>>>

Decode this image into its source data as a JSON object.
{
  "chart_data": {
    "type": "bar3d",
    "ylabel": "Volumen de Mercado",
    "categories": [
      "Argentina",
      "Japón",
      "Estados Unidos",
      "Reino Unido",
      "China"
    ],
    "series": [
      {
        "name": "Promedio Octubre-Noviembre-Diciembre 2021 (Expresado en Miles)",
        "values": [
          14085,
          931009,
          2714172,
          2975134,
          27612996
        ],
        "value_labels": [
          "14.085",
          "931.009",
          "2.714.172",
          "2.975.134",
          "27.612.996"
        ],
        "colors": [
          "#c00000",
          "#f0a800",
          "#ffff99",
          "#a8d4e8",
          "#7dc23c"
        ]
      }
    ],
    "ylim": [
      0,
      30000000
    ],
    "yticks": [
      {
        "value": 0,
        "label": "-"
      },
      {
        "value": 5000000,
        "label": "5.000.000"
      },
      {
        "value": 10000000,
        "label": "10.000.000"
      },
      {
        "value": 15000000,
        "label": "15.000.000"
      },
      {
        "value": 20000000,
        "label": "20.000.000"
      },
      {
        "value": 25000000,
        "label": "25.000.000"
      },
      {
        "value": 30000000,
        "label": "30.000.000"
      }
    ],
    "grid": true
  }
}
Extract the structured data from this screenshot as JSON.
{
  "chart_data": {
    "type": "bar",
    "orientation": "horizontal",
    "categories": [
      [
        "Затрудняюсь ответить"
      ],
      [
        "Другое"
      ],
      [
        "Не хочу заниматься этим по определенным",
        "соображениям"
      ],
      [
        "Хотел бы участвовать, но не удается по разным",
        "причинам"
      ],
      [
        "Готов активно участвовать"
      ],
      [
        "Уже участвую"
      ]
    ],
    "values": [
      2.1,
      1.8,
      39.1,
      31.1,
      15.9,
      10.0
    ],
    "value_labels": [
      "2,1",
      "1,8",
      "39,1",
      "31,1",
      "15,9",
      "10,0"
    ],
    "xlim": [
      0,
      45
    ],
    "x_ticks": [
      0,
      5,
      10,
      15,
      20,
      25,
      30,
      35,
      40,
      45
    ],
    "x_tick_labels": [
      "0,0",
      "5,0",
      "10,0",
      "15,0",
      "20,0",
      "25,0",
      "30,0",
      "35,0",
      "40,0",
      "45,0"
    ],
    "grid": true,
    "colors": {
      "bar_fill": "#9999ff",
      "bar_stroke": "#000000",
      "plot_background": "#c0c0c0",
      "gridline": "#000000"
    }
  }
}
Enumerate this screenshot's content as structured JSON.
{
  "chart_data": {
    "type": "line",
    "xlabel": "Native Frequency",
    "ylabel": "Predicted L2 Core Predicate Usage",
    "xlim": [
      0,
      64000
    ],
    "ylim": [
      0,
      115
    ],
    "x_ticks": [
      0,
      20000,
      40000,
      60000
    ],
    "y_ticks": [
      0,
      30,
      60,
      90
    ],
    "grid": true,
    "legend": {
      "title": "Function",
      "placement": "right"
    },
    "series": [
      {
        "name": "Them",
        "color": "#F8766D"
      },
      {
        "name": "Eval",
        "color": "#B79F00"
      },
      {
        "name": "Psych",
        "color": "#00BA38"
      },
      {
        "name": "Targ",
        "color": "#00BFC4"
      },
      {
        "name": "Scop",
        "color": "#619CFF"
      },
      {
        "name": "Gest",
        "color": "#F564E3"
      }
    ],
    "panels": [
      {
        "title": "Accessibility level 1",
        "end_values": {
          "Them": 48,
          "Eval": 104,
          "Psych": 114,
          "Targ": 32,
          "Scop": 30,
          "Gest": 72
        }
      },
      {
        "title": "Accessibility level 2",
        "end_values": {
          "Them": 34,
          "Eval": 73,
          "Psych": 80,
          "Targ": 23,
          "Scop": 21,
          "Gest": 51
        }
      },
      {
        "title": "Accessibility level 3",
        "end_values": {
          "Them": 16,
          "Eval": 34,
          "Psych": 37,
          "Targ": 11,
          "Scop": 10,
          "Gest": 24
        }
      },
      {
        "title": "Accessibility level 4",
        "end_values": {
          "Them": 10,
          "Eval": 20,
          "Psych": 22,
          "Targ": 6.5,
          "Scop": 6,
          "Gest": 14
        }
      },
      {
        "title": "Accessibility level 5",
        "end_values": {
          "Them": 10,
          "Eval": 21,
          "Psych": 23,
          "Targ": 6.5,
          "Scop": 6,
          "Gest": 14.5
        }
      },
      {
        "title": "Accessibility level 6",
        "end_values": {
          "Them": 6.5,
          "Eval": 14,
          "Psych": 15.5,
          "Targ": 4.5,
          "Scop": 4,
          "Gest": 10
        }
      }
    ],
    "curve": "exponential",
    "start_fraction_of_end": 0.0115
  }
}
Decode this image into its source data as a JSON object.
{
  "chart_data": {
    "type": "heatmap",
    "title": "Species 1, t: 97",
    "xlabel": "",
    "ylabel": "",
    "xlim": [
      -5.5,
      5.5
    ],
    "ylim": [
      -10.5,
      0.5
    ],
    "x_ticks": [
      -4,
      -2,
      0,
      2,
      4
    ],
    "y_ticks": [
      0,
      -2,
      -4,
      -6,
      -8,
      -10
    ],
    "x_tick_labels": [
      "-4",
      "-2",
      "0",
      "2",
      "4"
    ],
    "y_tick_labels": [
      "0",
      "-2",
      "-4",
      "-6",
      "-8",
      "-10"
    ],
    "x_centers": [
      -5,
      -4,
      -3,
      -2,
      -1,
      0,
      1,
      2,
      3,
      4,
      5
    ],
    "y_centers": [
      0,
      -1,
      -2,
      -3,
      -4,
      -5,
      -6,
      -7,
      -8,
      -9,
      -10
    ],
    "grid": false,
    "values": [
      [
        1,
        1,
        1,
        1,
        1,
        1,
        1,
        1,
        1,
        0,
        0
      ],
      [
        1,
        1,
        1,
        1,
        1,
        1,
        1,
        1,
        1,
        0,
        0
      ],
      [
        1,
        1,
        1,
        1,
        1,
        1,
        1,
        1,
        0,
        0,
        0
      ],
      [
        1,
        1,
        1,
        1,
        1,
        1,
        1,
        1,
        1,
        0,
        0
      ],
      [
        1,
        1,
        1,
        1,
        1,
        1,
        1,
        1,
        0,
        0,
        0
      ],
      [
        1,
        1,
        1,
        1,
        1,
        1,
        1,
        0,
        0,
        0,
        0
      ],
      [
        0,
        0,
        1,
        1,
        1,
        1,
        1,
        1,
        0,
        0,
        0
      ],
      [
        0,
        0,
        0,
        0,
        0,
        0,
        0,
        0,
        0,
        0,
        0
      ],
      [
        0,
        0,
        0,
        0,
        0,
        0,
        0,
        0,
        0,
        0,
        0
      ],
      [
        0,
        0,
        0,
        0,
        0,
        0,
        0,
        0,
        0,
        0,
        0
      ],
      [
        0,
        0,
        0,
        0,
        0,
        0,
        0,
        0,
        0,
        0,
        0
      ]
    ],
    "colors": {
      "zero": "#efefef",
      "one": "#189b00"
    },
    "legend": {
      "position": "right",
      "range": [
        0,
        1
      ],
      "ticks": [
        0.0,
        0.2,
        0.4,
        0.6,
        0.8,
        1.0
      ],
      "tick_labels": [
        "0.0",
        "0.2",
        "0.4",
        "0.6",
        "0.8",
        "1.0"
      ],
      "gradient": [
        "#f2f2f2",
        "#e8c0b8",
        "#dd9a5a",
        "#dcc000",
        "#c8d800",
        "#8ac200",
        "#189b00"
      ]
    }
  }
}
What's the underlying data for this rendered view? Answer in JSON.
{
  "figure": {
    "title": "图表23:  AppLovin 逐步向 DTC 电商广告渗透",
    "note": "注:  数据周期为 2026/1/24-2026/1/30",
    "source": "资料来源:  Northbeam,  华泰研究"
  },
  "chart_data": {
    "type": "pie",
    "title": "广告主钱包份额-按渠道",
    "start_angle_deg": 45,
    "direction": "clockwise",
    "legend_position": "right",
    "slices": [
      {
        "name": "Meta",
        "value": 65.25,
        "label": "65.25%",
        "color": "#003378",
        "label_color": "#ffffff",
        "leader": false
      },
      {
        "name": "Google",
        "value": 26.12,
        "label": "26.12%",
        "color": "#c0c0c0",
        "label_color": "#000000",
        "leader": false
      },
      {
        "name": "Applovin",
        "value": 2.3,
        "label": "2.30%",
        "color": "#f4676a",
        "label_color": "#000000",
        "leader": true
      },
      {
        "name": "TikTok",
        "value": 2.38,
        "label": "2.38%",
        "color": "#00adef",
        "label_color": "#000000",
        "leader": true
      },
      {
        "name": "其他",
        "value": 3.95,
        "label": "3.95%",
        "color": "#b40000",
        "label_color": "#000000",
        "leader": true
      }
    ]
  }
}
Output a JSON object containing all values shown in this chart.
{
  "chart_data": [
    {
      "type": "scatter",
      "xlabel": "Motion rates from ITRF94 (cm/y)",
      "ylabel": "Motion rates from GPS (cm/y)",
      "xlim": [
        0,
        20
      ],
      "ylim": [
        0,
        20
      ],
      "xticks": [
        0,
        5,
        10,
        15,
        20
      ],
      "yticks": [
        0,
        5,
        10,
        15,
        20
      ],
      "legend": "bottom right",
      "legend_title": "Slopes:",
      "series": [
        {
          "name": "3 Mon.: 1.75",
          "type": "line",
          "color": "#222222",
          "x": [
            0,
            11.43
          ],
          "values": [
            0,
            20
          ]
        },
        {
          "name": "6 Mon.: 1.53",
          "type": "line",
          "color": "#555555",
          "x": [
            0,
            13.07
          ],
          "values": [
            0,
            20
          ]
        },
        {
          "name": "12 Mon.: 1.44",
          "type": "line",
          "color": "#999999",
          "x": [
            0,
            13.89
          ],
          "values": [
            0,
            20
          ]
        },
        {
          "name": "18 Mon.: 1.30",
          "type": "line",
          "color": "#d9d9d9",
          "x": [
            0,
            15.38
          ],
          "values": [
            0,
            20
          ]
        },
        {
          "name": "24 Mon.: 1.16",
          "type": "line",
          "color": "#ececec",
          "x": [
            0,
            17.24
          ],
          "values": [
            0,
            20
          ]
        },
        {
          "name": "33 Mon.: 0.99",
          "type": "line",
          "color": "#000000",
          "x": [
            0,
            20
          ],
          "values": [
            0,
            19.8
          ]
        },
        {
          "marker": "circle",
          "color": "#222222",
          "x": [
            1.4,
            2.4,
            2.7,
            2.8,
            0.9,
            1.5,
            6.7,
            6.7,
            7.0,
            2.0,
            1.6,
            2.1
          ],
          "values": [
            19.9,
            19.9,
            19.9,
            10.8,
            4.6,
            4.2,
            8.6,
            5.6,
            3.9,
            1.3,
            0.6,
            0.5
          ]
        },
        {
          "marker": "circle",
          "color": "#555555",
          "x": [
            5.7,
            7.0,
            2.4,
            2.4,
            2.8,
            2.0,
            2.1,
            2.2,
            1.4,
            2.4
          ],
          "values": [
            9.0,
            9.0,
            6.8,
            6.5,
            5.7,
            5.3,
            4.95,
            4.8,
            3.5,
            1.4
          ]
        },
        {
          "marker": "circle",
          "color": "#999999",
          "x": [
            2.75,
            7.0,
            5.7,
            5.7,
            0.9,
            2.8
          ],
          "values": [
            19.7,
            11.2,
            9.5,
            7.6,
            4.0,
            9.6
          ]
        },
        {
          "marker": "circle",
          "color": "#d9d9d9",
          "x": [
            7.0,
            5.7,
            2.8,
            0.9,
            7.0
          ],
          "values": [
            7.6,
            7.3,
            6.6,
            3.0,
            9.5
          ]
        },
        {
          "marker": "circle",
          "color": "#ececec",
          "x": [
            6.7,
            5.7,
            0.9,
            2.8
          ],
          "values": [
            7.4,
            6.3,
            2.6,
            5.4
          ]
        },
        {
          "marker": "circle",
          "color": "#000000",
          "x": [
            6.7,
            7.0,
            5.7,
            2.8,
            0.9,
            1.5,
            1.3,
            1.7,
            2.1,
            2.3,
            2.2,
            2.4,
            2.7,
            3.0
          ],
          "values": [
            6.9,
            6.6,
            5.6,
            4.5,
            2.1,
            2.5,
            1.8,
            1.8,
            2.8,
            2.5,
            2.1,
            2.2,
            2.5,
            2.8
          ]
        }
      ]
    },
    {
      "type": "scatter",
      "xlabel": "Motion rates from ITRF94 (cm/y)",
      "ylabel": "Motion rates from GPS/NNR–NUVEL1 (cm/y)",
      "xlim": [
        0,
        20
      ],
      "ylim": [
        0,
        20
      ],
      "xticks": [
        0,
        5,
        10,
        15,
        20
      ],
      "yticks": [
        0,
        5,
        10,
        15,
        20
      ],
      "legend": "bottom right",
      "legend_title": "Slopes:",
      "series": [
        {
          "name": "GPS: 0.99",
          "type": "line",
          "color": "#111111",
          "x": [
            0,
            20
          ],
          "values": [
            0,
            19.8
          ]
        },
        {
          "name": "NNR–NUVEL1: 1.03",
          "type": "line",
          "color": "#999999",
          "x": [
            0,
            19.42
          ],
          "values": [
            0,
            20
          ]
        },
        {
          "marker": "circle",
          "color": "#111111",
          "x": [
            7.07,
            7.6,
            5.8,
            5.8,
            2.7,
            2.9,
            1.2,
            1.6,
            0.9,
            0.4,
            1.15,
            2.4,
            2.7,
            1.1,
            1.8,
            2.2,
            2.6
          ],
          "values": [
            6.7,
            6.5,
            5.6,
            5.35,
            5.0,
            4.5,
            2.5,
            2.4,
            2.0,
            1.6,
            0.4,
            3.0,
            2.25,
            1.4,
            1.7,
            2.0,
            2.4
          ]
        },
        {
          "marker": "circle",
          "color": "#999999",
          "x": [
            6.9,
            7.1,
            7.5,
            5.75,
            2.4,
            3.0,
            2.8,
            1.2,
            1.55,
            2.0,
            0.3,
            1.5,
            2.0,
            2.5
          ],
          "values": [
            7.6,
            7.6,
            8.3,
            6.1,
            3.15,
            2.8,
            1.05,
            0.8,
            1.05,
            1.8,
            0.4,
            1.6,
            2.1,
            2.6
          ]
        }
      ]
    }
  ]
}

<<<

» **Exercise directions**
For this exercise, gather every line of the data that contains the word "ylabel".

» **Output below**
    "ylabel": "Volumen de Mercado",
    "ylabel": "Predicted L2 Core Predicate Usage",
    "ylabel": "",
      "ylabel": "Motion rates from GPS (cm/y)",
      "ylabel": "Motion rates from GPS/NNR–NUVEL1 (cm/y)",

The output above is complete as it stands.